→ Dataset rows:
— Start —

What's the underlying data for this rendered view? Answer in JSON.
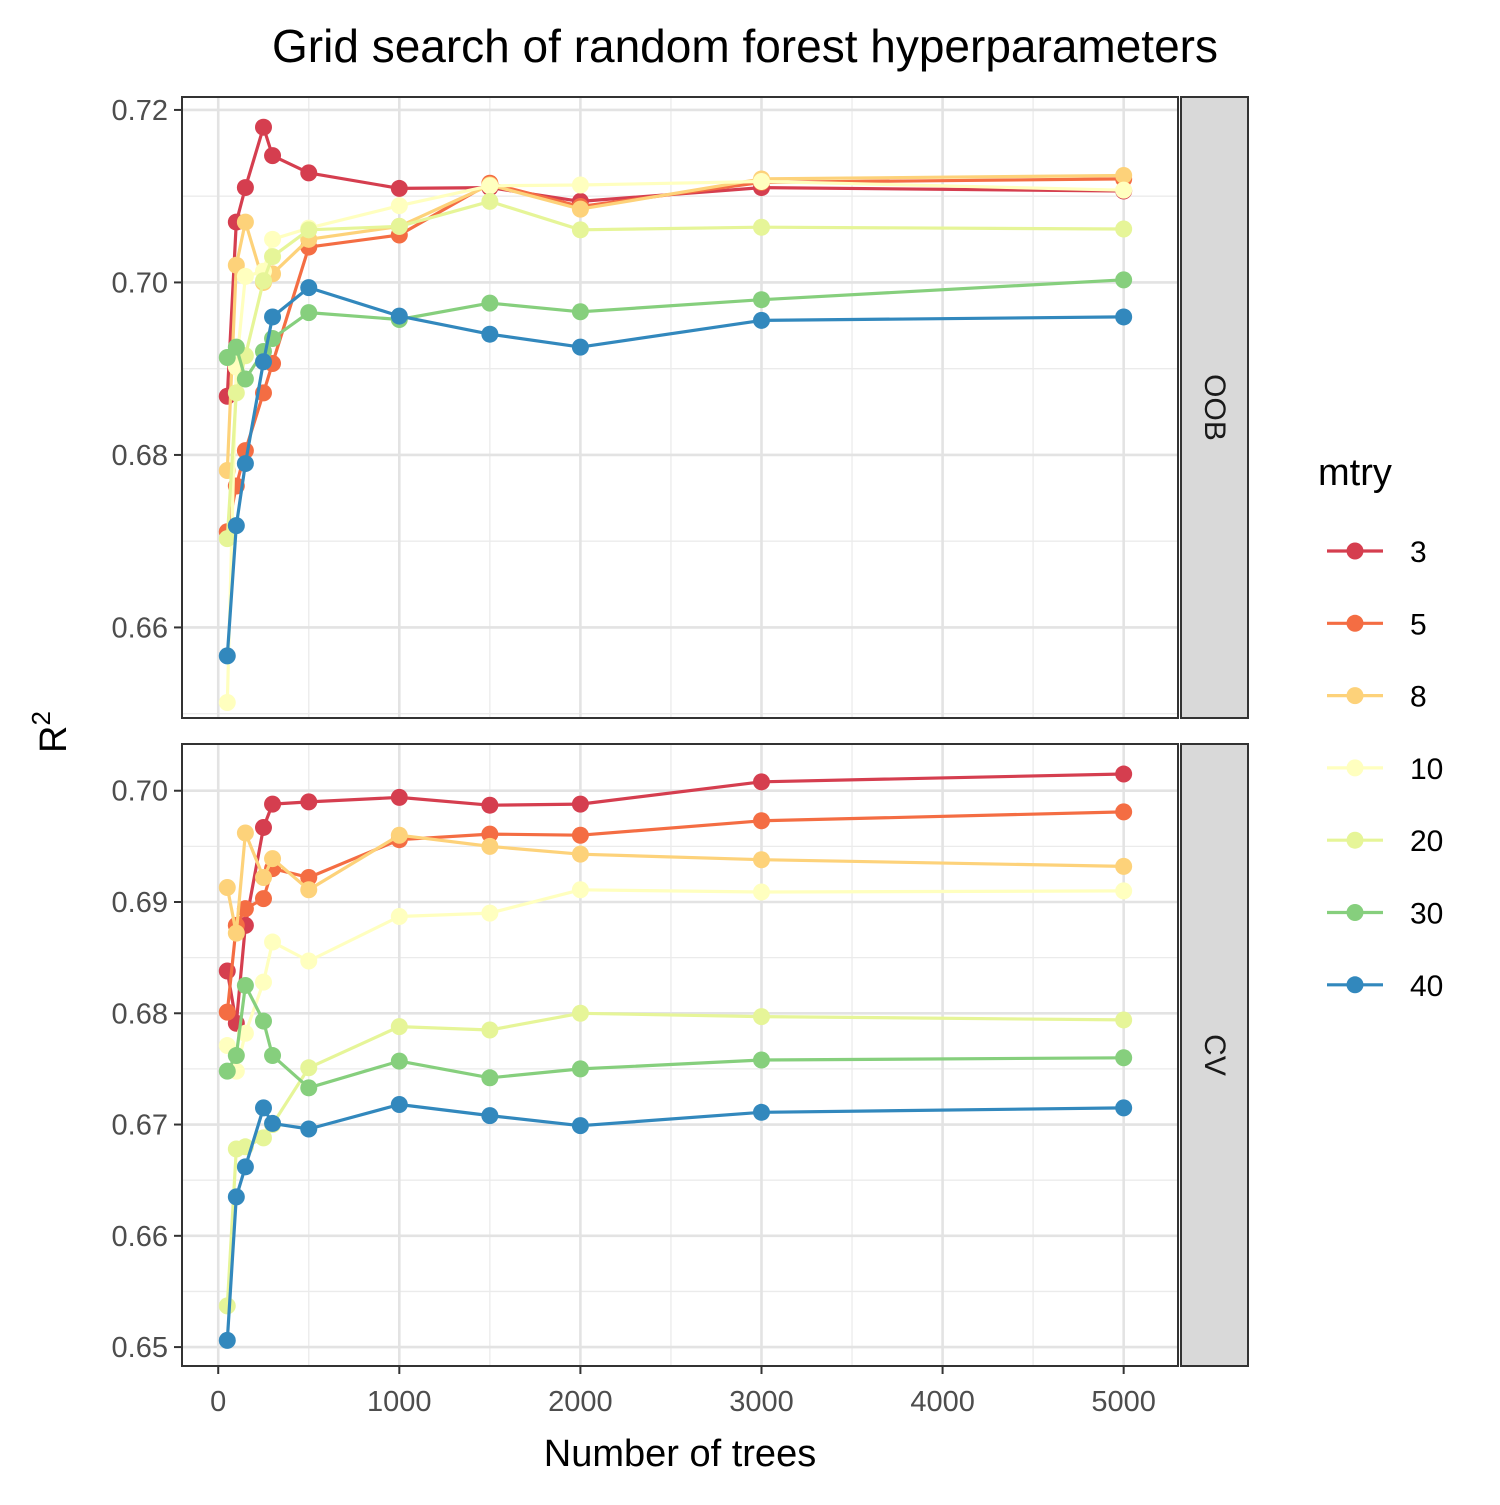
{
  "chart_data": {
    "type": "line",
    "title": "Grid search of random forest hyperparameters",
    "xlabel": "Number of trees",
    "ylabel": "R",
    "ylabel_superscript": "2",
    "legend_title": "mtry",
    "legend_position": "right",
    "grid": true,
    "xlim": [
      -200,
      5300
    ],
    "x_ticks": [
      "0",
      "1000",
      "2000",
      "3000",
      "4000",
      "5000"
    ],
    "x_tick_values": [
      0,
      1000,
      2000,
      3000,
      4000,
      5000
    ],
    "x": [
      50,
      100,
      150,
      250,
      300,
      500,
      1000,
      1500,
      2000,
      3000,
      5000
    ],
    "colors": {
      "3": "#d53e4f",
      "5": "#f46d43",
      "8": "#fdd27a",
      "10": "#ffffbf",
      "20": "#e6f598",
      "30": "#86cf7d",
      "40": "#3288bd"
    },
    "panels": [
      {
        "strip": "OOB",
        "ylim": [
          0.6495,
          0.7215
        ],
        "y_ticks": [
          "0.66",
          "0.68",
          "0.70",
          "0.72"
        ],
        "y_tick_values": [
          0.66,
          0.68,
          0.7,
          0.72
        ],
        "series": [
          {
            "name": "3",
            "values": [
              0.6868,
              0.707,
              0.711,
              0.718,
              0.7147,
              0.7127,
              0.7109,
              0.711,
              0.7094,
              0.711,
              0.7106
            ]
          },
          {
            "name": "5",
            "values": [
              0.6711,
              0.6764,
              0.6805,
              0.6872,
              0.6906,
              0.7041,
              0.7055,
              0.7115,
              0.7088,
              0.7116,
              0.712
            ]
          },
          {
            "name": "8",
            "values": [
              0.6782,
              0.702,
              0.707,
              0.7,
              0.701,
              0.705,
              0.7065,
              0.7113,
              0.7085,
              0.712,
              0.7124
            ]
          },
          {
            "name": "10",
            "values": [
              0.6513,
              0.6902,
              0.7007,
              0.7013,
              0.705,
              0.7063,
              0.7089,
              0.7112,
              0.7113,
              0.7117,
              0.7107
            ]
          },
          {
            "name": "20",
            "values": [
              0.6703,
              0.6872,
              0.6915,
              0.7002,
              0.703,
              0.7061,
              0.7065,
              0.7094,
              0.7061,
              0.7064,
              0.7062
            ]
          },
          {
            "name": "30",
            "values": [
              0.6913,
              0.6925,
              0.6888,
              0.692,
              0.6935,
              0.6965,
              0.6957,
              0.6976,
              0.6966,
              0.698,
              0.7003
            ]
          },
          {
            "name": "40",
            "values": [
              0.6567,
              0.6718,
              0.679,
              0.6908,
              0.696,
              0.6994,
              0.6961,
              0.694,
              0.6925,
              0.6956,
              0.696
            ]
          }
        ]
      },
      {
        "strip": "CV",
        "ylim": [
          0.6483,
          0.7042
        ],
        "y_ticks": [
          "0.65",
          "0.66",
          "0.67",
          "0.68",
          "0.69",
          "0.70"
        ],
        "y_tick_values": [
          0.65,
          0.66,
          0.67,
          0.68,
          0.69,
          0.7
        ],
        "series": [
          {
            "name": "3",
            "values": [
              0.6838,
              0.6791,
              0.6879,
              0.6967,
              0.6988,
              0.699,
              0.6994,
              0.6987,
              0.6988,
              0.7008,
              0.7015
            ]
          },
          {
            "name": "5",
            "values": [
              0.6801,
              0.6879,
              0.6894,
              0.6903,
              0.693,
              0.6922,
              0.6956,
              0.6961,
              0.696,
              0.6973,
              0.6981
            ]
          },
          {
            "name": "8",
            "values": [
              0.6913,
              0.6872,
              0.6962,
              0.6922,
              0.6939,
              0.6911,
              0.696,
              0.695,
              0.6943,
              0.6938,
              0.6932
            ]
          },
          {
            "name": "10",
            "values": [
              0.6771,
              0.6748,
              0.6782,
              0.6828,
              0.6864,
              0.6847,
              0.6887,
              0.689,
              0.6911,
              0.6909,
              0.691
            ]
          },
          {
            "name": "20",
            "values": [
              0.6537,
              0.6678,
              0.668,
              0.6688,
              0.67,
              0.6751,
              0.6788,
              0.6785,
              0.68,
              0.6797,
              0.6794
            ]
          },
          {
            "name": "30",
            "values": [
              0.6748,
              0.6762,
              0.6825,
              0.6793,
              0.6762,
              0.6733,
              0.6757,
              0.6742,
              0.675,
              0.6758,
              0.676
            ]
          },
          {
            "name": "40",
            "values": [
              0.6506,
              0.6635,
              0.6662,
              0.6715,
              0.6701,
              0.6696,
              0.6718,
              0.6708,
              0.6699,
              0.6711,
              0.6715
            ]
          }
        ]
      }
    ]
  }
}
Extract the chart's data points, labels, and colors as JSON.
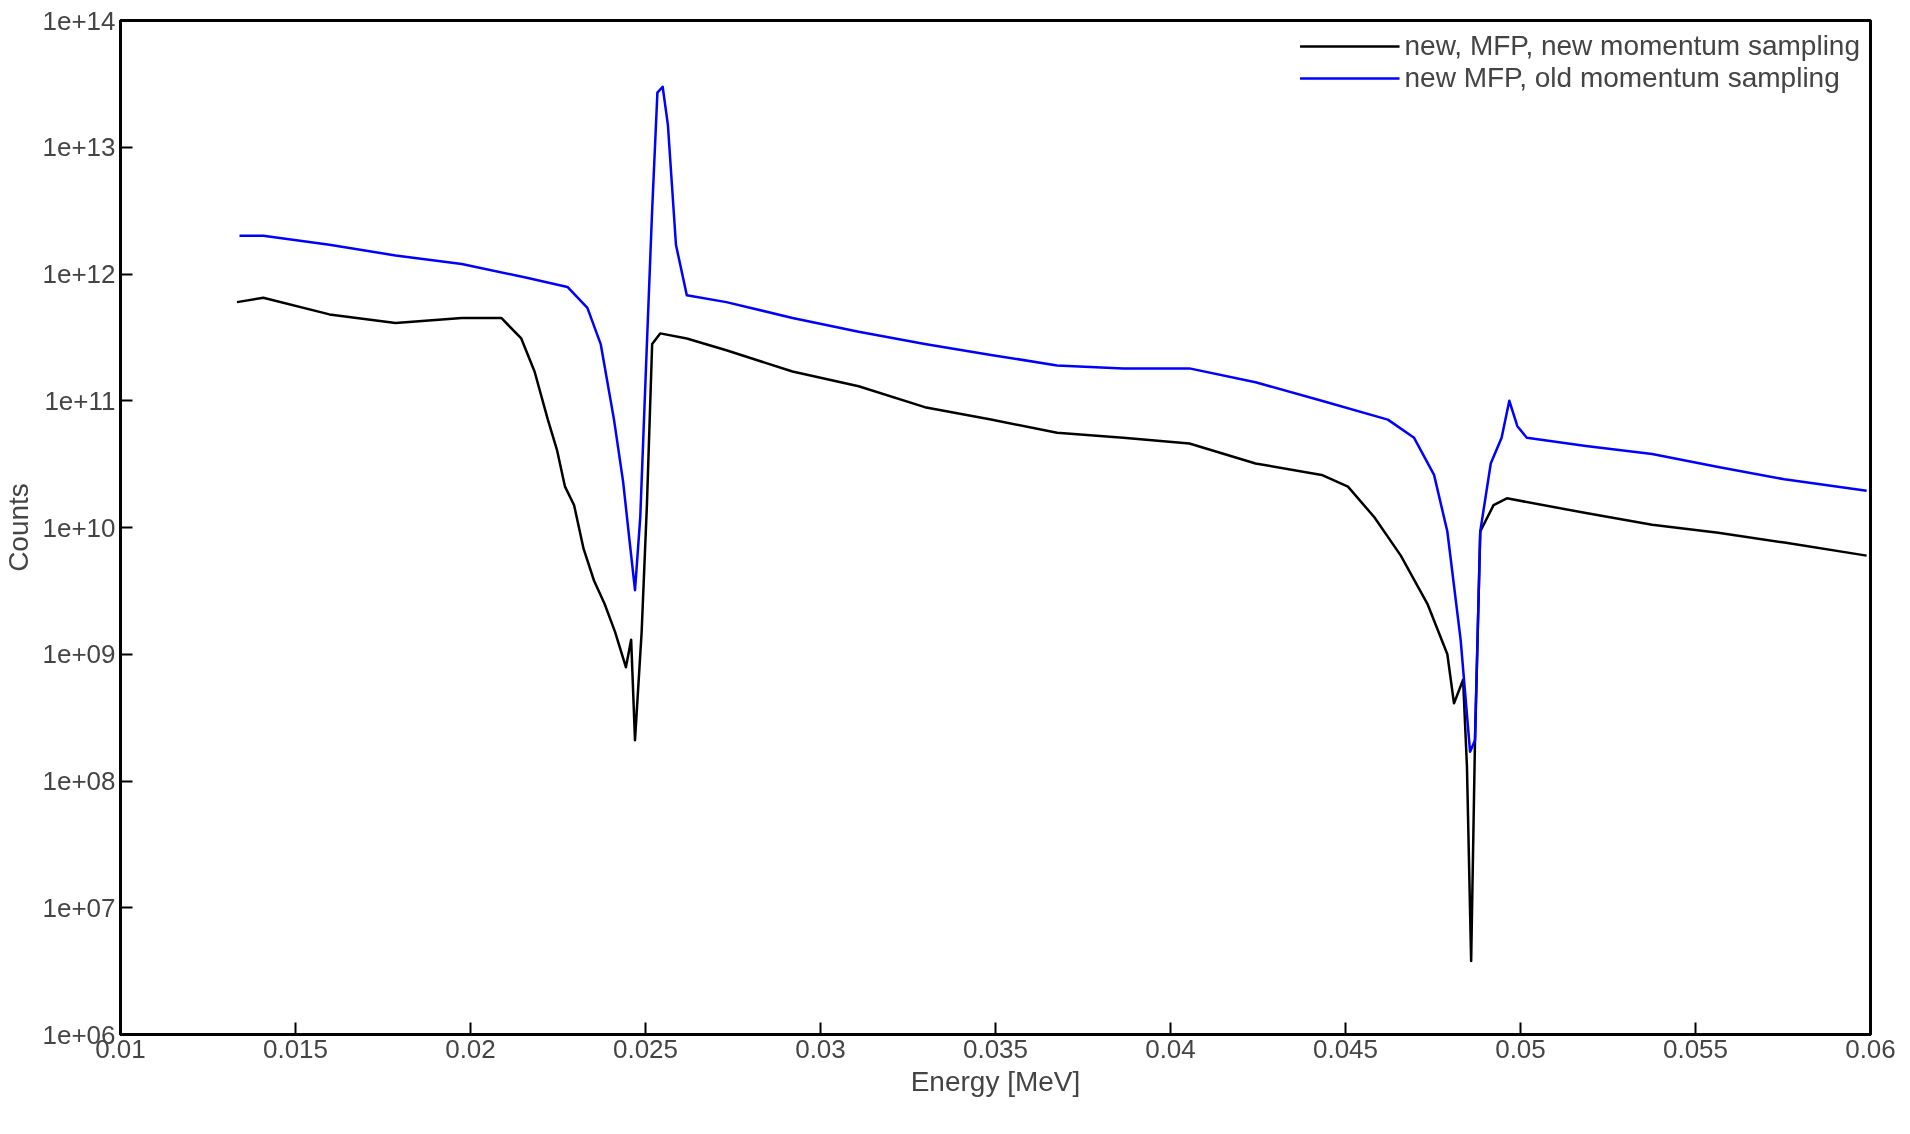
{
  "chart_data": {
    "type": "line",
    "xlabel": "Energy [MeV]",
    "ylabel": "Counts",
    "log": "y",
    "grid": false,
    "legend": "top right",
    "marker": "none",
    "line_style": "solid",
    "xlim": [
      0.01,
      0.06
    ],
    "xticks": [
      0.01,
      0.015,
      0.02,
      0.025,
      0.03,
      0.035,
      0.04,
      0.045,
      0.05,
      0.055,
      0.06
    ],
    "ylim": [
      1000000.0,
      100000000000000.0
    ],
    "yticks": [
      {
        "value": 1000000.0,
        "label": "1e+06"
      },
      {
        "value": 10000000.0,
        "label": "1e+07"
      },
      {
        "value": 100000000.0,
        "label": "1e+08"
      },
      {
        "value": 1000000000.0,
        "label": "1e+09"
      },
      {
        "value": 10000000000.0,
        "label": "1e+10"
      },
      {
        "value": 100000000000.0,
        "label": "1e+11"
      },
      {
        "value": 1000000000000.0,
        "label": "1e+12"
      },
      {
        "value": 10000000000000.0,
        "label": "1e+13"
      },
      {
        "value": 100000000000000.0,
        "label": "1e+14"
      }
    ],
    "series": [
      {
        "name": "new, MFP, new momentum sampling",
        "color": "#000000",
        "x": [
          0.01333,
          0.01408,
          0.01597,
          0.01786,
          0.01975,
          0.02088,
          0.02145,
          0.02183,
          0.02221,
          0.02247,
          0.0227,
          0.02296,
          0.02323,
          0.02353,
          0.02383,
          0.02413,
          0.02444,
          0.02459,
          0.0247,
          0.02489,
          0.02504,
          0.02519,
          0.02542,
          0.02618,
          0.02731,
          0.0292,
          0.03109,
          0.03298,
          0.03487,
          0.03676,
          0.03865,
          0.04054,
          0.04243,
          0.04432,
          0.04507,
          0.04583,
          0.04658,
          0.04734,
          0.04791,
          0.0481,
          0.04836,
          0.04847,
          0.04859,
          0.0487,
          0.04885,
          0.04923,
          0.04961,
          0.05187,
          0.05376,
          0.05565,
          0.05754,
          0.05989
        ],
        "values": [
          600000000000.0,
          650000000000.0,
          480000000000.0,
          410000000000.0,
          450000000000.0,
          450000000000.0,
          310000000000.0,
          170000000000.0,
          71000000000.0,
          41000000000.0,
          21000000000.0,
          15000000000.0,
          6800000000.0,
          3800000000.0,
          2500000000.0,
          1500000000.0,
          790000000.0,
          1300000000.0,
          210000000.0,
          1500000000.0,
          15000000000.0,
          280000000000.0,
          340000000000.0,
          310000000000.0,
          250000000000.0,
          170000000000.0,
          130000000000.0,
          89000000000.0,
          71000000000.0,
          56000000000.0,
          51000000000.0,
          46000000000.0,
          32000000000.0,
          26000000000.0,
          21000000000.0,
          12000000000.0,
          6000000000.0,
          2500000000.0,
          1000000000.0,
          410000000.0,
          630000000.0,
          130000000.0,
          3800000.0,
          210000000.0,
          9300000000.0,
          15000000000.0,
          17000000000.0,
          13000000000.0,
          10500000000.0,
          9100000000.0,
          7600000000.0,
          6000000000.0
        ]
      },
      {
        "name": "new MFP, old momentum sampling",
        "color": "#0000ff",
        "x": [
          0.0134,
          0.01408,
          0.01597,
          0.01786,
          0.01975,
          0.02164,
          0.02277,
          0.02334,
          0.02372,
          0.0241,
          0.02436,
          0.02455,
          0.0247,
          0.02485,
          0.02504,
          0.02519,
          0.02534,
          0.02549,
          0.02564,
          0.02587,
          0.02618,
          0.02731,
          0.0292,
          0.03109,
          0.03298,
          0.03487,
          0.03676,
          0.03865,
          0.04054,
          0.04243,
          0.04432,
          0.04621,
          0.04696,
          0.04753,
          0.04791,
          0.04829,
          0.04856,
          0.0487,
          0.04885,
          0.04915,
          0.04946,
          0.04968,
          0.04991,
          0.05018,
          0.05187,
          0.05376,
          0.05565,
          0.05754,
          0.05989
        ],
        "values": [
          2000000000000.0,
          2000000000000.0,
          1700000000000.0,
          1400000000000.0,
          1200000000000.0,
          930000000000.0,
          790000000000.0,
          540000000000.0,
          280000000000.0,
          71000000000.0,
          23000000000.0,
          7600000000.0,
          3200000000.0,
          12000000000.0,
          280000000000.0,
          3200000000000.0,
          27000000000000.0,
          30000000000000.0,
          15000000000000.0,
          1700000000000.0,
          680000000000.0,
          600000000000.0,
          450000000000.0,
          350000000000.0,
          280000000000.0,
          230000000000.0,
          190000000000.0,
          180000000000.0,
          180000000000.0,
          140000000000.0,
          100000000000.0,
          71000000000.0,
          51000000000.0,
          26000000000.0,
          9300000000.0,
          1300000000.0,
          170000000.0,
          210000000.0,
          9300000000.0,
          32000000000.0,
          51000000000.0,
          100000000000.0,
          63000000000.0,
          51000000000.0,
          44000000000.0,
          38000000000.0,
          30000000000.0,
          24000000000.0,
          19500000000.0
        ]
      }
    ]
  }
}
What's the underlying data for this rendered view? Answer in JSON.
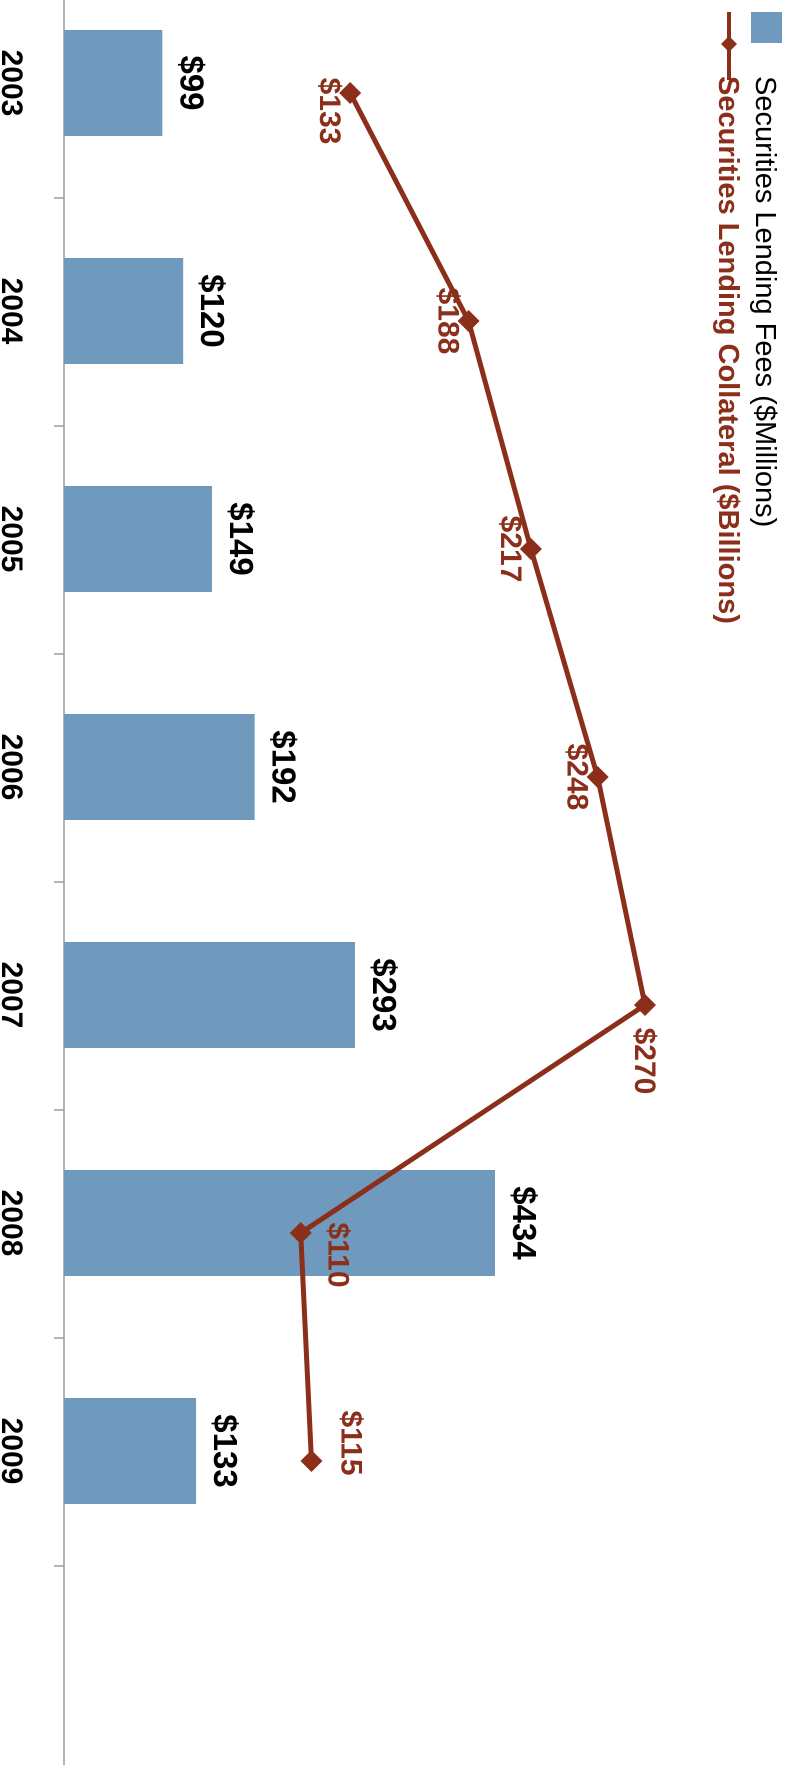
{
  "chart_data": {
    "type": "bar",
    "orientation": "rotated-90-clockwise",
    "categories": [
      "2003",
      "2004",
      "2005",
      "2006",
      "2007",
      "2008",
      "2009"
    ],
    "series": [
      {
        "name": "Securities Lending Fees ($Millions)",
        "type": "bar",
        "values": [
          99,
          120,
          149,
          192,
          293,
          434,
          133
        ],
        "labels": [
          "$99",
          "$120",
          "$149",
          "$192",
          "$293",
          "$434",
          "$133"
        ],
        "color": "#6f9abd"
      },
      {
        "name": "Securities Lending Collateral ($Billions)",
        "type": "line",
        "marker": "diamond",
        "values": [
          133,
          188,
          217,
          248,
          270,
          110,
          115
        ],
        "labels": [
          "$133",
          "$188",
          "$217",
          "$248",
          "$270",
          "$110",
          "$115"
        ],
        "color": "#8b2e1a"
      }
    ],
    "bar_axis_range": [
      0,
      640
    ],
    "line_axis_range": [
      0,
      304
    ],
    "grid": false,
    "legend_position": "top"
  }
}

— End —

→ Requirements: Reproduce each line from the records that contains the word "Securities".

→ Finished answer:
        "name": "Securities Lending Fees ($Millions)",
        "name": "Securities Lending Collateral ($Billions)",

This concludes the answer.